§ **Records for the exercise**:
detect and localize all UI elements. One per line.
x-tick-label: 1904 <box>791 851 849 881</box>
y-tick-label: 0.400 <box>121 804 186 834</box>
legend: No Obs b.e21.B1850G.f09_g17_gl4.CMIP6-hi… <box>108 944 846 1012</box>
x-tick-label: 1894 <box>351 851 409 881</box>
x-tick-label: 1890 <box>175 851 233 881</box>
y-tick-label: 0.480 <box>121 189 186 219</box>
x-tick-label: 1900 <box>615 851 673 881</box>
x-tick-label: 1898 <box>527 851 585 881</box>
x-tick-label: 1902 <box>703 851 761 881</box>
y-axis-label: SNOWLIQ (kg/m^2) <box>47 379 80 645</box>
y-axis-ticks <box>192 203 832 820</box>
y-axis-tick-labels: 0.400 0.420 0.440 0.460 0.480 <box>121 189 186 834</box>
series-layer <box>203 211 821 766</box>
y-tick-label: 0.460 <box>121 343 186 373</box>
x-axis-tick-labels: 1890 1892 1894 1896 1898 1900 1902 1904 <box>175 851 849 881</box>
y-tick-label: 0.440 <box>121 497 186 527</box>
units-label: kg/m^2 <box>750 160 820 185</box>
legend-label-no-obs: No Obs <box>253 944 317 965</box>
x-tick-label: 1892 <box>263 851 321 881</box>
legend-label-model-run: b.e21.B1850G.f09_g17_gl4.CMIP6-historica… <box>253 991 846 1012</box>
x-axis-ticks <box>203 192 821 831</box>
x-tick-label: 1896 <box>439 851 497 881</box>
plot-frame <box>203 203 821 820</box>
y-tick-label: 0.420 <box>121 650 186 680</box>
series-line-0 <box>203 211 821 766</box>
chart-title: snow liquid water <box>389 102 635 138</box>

§ **Instruction**:
Render every line of the entry above as an item in a numbered list, omitting any blank lines.

§ **Result for this exercise**:
1. detect and localize all UI elements. One per line.
2. x-tick-label: 1904 <box>791 851 849 881</box>
3. y-tick-label: 0.400 <box>121 804 186 834</box>
4. legend: No Obs b.e21.B1850G.f09_g17_gl4.CMIP6-hi… <box>108 944 846 1012</box>
5. x-tick-label: 1894 <box>351 851 409 881</box>
6. x-tick-label: 1890 <box>175 851 233 881</box>
7. y-tick-label: 0.480 <box>121 189 186 219</box>
8. x-tick-label: 1900 <box>615 851 673 881</box>
9. x-tick-label: 1898 <box>527 851 585 881</box>
10. x-tick-label: 1902 <box>703 851 761 881</box>
11. y-axis-label: SNOWLIQ (kg/m^2) <box>47 379 80 645</box>
12. y-axis-ticks <box>192 203 832 820</box>
13. y-axis-tick-labels: 0.400 0.420 0.440 0.460 0.480 <box>121 189 186 834</box>
14. series-layer <box>203 211 821 766</box>
15. y-tick-label: 0.460 <box>121 343 186 373</box>
16. x-axis-tick-labels: 1890 1892 1894 1896 1898 1900 1902 1904 <box>175 851 849 881</box>
17. y-tick-label: 0.440 <box>121 497 186 527</box>
18. units-label: kg/m^2 <box>750 160 820 185</box>
19. legend-label-no-obs: No Obs <box>253 944 317 965</box>
20. x-tick-label: 1892 <box>263 851 321 881</box>
21. legend-label-model-run: b.e21.B1850G.f09_g17_gl4.CMIP6-historica… <box>253 991 846 1012</box>
22. x-axis-ticks <box>203 192 821 831</box>
23. x-tick-label: 1896 <box>439 851 497 881</box>
24. plot-frame <box>203 203 821 820</box>
25. y-tick-label: 0.420 <box>121 650 186 680</box>
26. series-line-0 <box>203 211 821 766</box>
27. chart-title: snow liquid water <box>389 102 635 138</box>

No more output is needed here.